**Exercise description**
Where a line holds "this", copy it.

(Items from a dataset)
☆ ☆ ☆ ☆ ☆ ☆ ☆

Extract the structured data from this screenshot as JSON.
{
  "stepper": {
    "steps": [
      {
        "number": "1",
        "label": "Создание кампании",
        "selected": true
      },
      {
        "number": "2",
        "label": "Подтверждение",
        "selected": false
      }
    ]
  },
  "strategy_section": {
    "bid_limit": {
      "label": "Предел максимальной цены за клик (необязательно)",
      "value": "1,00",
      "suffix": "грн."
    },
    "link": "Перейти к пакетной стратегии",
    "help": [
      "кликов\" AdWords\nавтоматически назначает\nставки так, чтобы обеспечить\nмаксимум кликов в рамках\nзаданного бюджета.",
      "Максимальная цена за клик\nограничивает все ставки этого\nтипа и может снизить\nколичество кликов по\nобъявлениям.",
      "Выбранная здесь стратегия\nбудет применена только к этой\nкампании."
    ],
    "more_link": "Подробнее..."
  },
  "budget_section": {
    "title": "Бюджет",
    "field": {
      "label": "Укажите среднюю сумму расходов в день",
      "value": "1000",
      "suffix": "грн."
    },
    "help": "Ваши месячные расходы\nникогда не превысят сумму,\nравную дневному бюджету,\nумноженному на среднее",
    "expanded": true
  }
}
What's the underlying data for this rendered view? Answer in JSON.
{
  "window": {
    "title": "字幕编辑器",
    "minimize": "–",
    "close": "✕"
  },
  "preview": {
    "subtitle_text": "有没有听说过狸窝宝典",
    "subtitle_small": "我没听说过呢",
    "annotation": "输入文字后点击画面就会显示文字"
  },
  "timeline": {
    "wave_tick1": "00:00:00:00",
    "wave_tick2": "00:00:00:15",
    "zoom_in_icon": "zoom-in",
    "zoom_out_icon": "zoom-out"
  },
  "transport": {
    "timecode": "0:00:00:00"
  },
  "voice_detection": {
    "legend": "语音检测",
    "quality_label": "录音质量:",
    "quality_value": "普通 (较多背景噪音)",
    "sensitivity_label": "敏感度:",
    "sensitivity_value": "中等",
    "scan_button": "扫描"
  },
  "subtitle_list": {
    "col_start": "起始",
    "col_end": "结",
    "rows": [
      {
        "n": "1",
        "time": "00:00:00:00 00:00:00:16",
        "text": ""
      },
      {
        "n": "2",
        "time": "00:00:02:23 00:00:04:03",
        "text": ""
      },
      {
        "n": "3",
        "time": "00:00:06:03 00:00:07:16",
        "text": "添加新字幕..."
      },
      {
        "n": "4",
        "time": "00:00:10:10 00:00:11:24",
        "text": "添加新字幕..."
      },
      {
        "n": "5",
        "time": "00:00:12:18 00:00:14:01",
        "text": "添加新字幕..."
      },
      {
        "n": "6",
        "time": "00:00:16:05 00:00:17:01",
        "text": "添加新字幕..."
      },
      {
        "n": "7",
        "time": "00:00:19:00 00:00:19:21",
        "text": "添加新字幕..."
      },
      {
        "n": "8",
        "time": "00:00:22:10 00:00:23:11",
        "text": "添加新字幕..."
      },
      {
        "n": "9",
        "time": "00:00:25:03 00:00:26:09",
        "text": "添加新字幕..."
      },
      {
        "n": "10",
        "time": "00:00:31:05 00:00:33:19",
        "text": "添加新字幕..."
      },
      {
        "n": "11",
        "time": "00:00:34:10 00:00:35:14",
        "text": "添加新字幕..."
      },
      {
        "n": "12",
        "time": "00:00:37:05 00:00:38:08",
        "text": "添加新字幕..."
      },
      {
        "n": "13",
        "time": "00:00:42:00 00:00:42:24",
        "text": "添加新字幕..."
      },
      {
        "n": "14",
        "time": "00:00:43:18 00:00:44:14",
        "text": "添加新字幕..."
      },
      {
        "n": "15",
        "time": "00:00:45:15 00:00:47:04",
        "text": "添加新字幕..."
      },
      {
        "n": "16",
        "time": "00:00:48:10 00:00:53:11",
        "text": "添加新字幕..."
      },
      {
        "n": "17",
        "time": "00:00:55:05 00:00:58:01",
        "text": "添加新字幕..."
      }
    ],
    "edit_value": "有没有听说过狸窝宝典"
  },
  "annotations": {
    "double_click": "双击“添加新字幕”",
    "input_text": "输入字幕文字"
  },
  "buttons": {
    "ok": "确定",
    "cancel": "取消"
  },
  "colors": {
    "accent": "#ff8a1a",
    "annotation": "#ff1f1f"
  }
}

☆ ☆ ☆ ☆ ☆ ☆ ☆

**Result below**
Extract the structured data from this screenshot as JSON.
What's the underlying data for this rendered view? Answer in JSON.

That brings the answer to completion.